> [WHAT NEEDS TO BE DONE]:
In the data below, find every line that has the string "pages", and copy it.

____________________

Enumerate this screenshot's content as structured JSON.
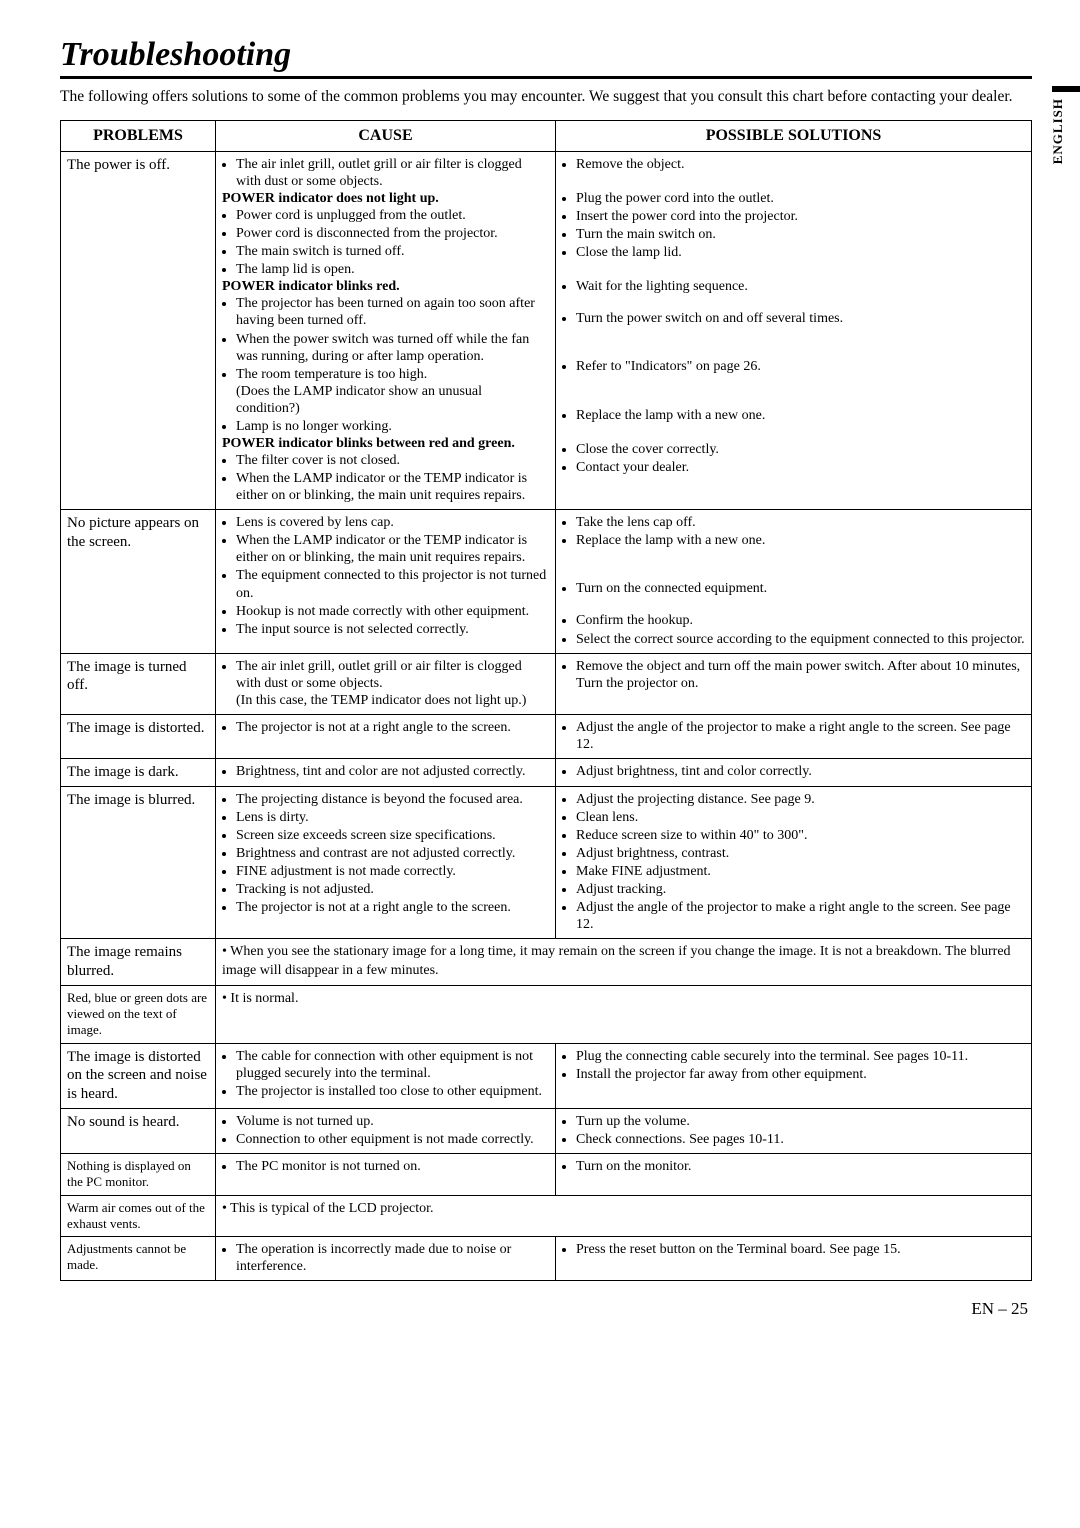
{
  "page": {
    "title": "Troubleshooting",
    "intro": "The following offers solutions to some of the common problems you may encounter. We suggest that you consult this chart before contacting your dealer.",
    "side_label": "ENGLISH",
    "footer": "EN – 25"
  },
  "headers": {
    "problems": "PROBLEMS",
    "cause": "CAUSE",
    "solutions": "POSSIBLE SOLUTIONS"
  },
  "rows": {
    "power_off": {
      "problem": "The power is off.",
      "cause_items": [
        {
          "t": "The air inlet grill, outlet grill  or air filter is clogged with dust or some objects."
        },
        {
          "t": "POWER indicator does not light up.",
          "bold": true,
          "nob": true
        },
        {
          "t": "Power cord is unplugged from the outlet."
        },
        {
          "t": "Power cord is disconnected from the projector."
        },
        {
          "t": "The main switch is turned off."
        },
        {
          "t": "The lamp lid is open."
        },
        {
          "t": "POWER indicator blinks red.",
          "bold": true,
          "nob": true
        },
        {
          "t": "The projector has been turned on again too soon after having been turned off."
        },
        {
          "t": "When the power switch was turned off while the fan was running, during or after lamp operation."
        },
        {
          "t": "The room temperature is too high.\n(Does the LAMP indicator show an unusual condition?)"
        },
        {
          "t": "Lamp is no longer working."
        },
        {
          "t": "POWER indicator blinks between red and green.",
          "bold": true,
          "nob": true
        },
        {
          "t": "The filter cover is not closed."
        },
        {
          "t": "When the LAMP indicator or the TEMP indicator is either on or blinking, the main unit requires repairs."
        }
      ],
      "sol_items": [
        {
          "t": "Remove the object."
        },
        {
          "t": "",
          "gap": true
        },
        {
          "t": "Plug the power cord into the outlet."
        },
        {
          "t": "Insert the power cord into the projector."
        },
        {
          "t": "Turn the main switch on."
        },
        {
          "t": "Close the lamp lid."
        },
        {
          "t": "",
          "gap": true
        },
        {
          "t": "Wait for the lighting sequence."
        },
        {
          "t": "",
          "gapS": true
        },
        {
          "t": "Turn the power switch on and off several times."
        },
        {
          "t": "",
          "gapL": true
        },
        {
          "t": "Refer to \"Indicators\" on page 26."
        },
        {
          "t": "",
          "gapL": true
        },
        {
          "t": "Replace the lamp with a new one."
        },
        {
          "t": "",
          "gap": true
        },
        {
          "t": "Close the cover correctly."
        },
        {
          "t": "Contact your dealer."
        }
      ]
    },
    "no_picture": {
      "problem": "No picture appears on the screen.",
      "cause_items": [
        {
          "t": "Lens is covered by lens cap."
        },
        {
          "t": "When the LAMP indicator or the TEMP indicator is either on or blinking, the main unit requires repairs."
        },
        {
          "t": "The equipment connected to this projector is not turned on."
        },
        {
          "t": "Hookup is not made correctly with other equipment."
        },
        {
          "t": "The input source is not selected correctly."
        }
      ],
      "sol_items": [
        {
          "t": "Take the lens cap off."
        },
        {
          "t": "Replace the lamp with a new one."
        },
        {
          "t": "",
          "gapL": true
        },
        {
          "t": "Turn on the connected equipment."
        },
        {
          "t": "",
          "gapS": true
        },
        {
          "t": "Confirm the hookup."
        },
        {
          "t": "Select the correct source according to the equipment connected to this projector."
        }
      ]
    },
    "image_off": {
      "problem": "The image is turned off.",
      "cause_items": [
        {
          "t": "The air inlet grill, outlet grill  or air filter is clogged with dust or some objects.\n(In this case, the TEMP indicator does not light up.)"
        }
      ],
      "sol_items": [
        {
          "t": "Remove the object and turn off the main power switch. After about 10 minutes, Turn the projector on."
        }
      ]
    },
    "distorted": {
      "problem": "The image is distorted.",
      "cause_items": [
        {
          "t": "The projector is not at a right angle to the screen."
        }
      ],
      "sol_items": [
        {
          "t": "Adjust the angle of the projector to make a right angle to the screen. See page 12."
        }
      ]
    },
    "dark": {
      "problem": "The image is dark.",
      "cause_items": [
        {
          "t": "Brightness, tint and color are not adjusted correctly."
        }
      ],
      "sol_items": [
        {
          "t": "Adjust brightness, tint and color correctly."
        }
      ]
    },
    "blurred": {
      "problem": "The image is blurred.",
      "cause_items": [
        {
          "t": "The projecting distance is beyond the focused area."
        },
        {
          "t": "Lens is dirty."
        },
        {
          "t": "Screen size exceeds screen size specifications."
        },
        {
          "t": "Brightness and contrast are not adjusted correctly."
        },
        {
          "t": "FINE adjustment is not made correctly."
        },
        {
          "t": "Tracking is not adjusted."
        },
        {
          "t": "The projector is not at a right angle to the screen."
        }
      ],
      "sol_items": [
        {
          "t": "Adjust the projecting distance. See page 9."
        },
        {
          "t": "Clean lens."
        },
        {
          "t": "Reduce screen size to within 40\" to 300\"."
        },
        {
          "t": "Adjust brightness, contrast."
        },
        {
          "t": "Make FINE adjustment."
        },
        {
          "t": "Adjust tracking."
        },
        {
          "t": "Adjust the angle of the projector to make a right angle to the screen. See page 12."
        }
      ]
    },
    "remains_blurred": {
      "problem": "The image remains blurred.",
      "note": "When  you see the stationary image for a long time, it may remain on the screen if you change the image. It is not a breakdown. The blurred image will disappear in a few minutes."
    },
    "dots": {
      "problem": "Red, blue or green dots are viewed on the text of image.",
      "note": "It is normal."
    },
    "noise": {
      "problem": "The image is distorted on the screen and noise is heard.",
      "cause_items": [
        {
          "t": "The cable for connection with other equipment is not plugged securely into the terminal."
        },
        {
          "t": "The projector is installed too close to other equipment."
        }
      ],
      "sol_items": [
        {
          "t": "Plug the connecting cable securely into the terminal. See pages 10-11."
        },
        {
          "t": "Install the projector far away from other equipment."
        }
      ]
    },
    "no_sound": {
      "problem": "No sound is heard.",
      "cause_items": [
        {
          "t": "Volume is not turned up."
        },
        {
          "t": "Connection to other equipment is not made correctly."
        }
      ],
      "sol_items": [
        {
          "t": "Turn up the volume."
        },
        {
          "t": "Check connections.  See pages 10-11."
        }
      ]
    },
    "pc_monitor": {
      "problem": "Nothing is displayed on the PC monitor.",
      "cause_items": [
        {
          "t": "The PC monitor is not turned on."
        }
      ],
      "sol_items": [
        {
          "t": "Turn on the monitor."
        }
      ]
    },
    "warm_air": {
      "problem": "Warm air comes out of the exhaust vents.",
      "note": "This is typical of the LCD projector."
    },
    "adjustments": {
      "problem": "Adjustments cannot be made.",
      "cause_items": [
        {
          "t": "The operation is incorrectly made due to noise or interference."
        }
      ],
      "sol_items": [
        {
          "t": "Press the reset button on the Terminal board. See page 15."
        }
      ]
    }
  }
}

____________________

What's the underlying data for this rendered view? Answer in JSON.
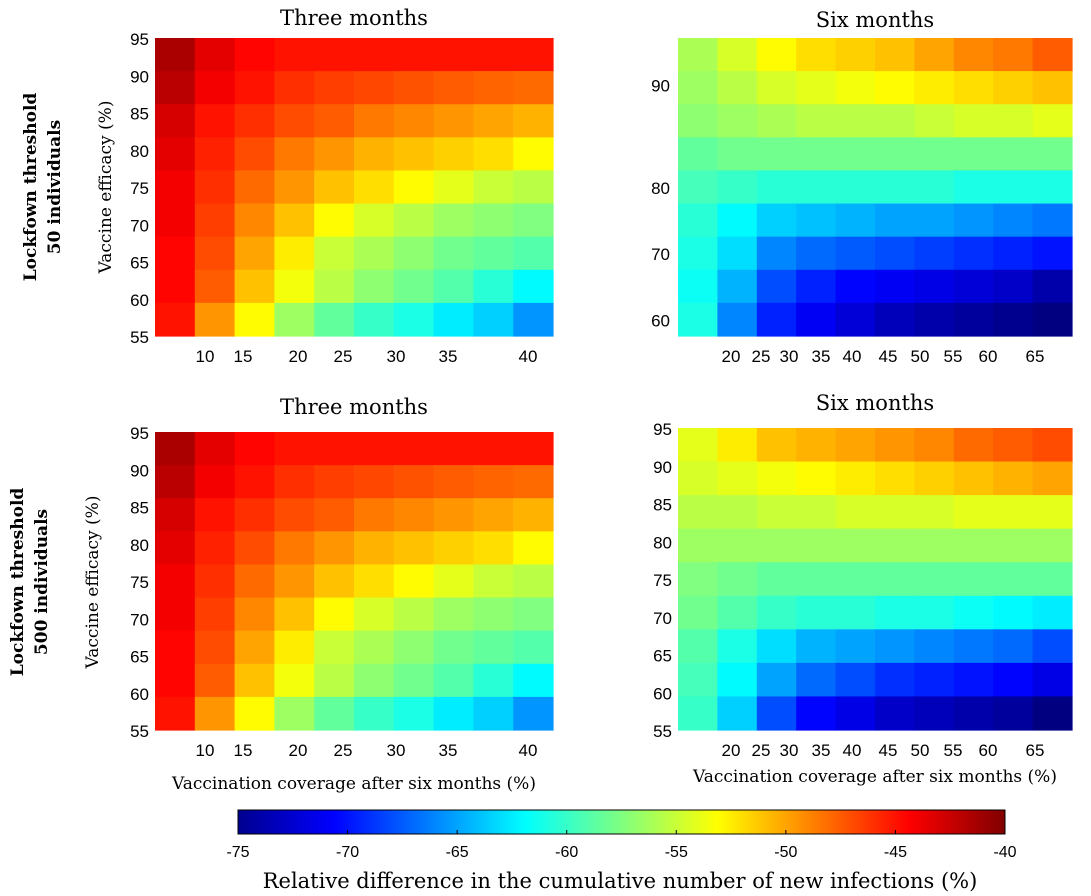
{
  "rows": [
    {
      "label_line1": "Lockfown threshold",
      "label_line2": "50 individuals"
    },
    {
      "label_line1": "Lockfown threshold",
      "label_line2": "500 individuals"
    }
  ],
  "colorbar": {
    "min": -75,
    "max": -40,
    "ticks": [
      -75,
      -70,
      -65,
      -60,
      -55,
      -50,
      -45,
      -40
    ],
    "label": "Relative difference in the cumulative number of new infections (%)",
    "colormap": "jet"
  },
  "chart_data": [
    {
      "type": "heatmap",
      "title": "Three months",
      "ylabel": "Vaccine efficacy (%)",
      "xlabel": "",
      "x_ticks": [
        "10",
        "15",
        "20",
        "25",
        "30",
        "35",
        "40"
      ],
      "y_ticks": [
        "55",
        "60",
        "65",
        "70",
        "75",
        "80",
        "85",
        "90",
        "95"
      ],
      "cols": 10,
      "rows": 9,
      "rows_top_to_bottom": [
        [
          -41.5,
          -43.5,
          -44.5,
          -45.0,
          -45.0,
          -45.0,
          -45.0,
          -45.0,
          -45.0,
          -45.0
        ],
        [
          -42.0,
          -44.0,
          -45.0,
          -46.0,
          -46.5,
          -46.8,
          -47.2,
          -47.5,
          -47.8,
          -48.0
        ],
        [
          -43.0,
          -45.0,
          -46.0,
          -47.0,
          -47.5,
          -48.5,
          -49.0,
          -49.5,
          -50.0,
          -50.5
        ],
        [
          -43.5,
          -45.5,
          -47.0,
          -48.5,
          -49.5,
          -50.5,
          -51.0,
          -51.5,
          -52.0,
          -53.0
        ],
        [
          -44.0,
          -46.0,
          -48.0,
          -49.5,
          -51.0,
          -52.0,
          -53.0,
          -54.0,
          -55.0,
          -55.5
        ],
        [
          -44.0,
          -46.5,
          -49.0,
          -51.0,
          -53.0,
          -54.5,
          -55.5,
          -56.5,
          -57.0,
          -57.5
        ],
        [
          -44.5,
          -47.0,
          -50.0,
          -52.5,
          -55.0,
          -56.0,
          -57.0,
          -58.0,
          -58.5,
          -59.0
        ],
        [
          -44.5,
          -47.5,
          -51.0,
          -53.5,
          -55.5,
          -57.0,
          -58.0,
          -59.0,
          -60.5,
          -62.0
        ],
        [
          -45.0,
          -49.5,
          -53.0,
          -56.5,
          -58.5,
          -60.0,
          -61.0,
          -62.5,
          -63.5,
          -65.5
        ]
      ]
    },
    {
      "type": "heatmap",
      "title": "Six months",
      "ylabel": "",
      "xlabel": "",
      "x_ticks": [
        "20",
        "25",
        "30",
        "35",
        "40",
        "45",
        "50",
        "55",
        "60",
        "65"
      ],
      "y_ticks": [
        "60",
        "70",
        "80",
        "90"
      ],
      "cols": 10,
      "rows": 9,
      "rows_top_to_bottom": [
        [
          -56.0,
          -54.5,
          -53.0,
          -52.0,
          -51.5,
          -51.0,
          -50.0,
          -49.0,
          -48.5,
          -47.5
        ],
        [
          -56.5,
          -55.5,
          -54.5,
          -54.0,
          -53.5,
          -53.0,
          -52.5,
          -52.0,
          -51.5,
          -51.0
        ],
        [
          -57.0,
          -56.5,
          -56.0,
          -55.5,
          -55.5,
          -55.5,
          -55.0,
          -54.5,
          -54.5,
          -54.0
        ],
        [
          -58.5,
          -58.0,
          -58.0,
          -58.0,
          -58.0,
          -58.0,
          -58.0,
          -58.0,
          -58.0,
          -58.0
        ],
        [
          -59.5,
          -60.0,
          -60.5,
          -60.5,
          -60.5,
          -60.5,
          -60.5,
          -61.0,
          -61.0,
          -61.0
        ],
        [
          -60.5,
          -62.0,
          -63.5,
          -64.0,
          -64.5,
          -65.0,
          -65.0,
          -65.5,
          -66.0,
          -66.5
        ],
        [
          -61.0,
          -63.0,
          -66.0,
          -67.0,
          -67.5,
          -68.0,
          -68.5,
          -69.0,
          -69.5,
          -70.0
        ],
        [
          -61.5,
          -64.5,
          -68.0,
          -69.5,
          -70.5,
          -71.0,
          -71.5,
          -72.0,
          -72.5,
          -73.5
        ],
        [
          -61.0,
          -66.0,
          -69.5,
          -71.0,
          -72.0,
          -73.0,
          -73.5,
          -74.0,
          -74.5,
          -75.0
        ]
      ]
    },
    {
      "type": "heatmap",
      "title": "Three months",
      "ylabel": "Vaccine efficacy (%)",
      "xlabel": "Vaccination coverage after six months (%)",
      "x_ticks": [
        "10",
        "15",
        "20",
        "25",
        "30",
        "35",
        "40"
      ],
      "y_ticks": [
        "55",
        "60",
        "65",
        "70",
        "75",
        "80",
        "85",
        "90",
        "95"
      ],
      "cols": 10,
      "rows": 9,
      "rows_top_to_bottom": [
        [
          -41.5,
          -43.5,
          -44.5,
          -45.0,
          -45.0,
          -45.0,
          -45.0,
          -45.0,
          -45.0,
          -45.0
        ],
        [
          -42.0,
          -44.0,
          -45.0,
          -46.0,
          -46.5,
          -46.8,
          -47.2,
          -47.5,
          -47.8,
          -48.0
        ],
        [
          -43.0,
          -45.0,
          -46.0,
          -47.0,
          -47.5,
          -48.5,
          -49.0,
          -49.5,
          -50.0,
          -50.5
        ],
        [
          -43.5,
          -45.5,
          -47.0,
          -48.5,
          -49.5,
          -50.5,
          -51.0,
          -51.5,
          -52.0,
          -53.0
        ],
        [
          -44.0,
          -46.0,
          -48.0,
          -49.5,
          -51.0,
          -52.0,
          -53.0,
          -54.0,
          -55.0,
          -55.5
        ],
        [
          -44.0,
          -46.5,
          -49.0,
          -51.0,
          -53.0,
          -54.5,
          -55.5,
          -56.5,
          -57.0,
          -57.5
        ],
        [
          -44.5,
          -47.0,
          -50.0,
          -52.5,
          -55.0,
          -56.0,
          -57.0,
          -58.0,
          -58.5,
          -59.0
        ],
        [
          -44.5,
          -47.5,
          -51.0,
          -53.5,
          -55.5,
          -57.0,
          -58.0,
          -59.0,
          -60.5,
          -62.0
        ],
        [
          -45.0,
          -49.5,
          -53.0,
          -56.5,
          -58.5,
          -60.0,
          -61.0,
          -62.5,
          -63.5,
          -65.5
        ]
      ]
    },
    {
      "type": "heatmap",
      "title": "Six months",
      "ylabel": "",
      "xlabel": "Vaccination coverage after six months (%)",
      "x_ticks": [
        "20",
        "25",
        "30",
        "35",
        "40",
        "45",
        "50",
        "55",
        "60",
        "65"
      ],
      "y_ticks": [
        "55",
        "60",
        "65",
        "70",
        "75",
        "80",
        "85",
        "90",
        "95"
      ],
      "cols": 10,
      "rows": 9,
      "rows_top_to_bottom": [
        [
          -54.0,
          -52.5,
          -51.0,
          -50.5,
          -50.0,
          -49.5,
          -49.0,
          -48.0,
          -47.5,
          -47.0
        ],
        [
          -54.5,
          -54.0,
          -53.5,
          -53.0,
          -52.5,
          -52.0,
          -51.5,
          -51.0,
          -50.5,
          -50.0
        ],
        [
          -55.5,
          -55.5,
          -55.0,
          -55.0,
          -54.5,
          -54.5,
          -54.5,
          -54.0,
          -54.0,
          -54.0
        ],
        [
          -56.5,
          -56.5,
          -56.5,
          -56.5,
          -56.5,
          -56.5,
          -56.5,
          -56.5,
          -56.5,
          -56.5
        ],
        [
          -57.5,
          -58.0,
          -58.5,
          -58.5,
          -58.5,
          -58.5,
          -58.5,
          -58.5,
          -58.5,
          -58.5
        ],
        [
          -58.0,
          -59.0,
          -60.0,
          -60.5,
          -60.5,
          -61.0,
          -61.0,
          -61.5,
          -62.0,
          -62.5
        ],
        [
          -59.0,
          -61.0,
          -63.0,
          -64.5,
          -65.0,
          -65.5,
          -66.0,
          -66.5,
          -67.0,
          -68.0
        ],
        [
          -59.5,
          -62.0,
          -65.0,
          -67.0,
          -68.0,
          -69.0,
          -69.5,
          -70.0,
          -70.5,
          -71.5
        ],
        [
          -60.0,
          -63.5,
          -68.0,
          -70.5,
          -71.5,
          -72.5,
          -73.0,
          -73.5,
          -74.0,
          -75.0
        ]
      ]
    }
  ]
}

____________________

> [WRITTEN RESPONSE]:
          "t": "Plug the connecting cable securely into the terminal. See pages 10-11."
          "t": "Check connections.  See pages 10-11."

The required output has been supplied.